■ **WHAT TO DO**
Sort through the data and copy the lines holding the word "name".
======== DATA EXTRACT ========
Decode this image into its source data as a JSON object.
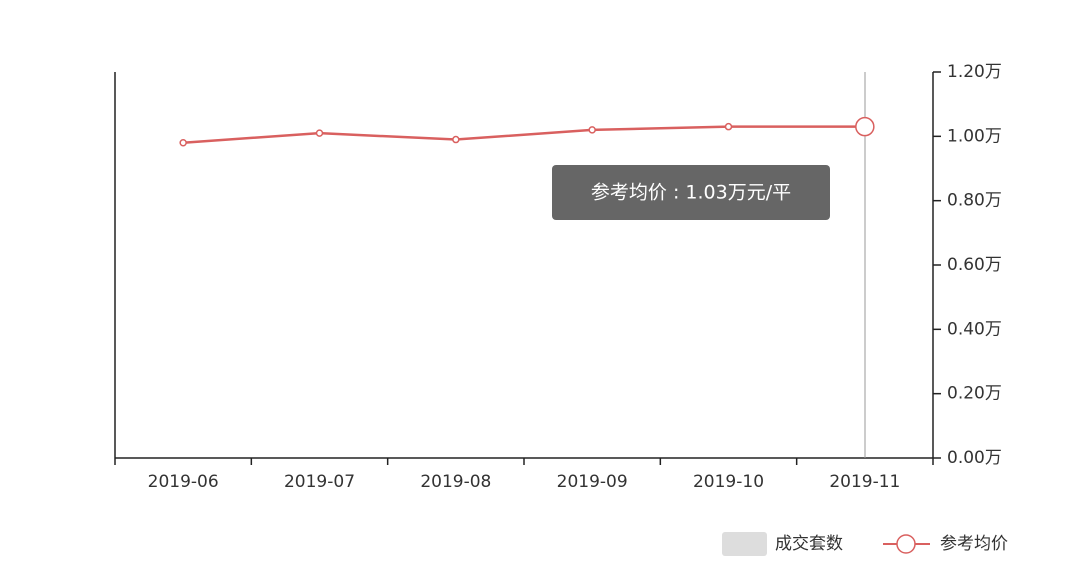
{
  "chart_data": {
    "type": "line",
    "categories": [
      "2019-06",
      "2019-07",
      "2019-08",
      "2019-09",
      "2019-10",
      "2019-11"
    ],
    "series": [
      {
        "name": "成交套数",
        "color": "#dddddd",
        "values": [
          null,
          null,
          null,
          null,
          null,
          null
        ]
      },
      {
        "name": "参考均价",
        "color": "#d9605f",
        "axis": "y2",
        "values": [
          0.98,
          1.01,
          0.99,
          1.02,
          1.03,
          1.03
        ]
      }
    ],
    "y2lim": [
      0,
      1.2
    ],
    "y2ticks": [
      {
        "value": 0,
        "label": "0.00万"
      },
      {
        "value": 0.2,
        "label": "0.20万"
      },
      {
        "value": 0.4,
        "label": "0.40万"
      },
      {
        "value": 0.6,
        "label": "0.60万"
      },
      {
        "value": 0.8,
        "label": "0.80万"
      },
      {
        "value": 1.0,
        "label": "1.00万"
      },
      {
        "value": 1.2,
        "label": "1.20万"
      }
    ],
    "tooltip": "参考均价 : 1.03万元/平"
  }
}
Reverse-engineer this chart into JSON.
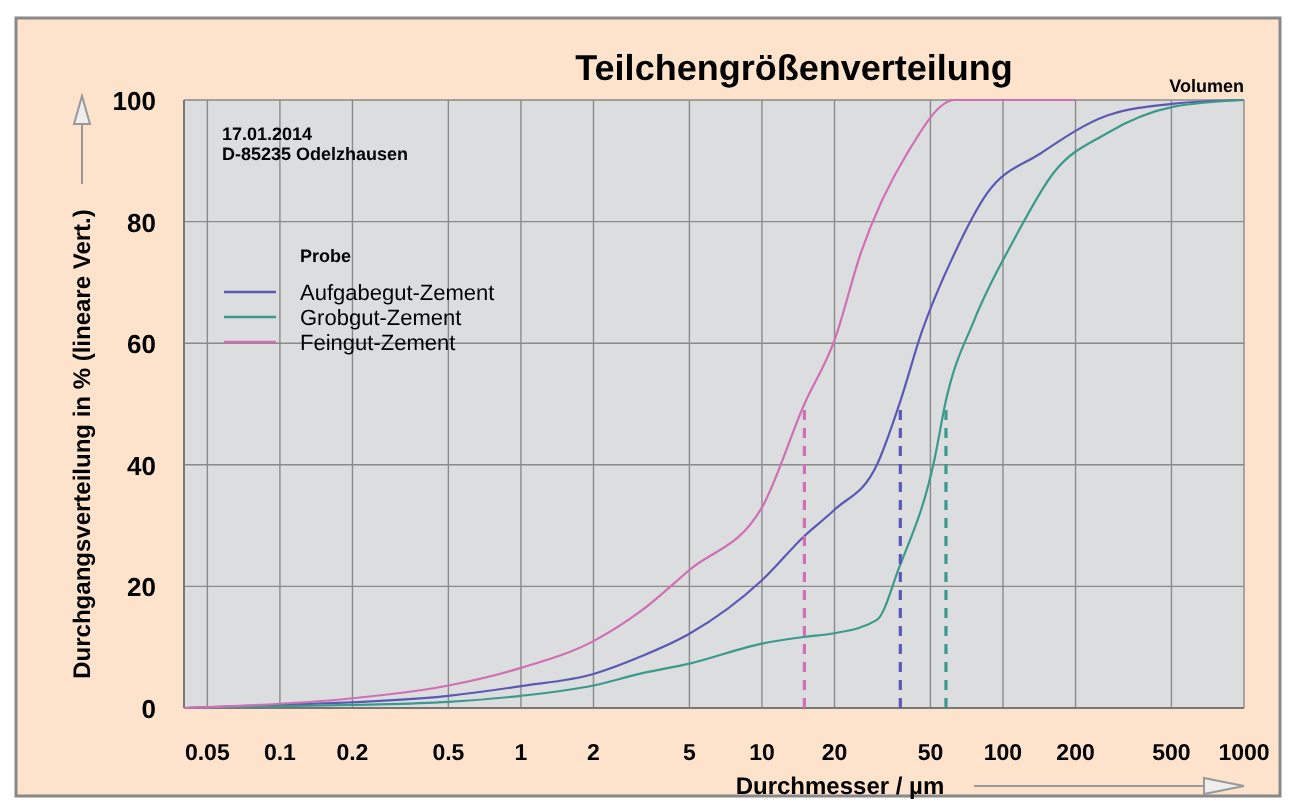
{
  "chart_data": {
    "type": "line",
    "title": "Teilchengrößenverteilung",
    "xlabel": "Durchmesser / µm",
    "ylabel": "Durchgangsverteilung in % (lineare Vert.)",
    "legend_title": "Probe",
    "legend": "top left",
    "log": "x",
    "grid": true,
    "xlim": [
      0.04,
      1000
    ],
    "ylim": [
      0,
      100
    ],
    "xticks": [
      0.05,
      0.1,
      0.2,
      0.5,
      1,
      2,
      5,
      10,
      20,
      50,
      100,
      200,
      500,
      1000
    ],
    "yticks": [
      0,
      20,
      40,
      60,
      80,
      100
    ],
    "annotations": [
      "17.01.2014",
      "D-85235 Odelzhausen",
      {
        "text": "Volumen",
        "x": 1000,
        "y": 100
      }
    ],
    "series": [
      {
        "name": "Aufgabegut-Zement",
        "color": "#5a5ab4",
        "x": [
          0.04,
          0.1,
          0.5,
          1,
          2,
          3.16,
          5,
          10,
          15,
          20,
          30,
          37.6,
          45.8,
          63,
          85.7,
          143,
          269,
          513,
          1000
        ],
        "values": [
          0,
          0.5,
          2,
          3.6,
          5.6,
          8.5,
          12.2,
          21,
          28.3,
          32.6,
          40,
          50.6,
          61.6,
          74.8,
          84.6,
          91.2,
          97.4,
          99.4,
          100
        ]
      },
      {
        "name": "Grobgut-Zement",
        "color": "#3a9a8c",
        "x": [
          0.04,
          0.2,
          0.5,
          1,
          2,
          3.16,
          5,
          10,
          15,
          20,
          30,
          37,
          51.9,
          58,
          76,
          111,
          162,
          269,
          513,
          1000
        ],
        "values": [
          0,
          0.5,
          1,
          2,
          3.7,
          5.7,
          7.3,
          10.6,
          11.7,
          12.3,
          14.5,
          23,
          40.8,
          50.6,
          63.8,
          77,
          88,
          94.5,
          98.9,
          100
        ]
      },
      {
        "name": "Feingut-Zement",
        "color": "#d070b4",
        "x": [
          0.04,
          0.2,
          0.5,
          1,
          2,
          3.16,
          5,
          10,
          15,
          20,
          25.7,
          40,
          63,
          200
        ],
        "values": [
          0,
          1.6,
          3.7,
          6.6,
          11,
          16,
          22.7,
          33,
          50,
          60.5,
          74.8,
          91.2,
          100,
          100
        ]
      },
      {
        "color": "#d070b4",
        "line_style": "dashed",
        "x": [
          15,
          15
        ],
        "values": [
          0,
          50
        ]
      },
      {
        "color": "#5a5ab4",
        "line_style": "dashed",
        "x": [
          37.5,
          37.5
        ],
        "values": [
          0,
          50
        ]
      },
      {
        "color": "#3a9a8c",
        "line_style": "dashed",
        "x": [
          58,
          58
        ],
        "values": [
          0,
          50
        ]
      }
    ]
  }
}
========
■ **FINAL ANSWER**
        "name": "成交套数",
        "name": "参考均价",
        "name": "Aufgabegut-Zement",
        "name": "Grobgut-Zement",
        "name": "Feingut-Zement",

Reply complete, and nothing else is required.